§ **THE REQUEST**
Count how many lines contain the word "Level". Respond with the number alone.

[Data items]
########

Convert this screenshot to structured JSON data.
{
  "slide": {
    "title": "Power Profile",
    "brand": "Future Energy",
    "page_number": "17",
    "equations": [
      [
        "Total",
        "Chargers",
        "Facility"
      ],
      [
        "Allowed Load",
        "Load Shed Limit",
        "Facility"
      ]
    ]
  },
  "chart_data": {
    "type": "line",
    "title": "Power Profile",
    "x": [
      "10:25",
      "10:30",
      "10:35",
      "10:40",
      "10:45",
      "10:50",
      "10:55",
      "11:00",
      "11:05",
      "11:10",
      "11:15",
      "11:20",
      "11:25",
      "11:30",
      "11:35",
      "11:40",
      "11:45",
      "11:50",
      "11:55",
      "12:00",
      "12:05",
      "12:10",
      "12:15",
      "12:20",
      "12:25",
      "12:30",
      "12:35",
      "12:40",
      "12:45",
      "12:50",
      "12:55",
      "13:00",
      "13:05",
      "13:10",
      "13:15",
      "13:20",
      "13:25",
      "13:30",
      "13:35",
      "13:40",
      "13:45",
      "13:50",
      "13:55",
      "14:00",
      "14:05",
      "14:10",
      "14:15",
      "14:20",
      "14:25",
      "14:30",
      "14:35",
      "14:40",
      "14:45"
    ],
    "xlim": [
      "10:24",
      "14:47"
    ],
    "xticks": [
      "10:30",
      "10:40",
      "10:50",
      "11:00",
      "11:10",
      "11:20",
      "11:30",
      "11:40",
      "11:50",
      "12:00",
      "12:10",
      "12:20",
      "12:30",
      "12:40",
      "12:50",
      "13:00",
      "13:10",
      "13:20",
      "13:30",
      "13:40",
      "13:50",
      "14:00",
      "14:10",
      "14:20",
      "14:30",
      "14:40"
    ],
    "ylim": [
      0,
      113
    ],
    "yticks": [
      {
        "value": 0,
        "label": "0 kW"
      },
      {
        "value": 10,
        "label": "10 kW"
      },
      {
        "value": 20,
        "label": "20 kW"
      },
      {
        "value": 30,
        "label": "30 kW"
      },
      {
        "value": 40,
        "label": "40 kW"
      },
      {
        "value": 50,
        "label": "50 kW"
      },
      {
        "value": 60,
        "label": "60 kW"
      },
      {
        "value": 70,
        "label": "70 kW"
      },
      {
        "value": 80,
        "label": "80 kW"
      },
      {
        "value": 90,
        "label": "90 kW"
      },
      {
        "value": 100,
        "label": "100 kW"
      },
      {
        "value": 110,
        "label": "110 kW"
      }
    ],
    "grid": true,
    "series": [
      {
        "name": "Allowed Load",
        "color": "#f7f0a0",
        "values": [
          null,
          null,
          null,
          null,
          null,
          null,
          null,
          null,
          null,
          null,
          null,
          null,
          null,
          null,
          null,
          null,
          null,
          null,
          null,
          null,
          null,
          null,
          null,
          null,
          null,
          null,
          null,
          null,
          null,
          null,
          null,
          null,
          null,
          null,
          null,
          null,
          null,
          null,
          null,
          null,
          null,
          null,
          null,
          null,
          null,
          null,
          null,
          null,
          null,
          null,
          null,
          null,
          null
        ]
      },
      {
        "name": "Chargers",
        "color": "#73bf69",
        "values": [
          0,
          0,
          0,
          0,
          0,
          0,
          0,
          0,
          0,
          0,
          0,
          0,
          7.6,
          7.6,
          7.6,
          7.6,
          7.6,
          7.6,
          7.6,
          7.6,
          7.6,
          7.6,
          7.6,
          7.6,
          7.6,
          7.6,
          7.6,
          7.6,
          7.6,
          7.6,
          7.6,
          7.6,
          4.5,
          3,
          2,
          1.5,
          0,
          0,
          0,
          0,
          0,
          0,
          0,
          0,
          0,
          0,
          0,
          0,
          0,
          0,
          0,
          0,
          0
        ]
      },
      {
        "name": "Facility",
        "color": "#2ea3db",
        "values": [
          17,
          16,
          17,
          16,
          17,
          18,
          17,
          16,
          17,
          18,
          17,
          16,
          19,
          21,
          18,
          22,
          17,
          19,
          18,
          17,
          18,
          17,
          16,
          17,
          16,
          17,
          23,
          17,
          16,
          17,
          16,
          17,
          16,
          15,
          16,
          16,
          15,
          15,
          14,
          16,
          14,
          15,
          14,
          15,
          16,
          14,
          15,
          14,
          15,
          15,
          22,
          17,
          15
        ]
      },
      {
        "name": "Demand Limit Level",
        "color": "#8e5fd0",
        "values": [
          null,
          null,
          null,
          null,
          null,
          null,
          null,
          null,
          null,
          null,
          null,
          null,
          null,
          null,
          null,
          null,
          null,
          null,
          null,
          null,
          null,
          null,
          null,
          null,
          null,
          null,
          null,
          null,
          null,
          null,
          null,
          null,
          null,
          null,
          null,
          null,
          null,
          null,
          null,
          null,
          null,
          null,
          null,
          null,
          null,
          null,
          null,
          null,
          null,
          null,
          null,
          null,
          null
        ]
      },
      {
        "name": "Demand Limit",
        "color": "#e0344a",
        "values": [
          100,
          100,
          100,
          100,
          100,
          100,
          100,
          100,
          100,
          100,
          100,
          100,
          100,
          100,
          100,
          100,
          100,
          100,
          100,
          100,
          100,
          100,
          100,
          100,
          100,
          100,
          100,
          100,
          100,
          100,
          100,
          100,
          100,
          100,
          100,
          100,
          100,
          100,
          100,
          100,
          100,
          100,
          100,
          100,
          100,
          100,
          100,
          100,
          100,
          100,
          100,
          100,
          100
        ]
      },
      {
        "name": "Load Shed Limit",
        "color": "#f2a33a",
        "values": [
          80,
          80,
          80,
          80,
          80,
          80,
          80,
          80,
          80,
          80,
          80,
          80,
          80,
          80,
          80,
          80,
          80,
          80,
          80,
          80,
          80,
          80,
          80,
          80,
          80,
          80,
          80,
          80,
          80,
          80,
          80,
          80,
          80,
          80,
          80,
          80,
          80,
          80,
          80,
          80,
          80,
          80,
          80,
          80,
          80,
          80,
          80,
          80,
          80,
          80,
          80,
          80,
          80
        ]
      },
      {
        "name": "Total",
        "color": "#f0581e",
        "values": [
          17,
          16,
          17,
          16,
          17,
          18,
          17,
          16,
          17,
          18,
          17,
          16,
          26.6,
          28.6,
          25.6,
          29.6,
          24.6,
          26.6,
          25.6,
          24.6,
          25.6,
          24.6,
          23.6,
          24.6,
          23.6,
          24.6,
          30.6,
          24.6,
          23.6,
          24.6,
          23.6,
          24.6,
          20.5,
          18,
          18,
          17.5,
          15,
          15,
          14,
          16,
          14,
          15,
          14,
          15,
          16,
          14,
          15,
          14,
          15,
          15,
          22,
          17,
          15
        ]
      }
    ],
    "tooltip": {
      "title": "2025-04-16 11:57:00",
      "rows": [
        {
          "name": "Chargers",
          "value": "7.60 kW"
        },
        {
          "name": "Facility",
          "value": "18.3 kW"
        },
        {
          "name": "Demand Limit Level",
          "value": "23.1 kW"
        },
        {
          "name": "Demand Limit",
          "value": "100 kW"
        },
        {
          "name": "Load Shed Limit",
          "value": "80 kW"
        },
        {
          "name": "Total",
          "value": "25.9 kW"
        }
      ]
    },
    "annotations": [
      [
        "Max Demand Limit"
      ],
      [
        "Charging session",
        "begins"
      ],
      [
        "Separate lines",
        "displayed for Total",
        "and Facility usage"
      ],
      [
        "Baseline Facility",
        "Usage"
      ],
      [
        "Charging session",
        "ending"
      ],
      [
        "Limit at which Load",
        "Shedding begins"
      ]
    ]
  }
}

########

§ **WORKED ANSWER**
2